Scan the entries below for the word "color". Copy each line that has it.

● ● ● ● ● ● ●

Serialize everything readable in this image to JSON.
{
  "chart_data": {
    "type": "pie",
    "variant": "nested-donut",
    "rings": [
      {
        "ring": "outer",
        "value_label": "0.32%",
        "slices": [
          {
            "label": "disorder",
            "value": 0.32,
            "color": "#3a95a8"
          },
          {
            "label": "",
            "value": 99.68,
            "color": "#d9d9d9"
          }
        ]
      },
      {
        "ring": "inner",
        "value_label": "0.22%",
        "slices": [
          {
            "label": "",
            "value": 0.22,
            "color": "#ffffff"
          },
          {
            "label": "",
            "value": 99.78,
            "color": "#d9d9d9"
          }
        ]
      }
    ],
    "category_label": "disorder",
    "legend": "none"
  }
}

● ● ● ● ● ● ●

Result below:
            "color": "#3a95a8"
            "color": "#d9d9d9"
            "color": "#ffffff"
            "color": "#d9d9d9"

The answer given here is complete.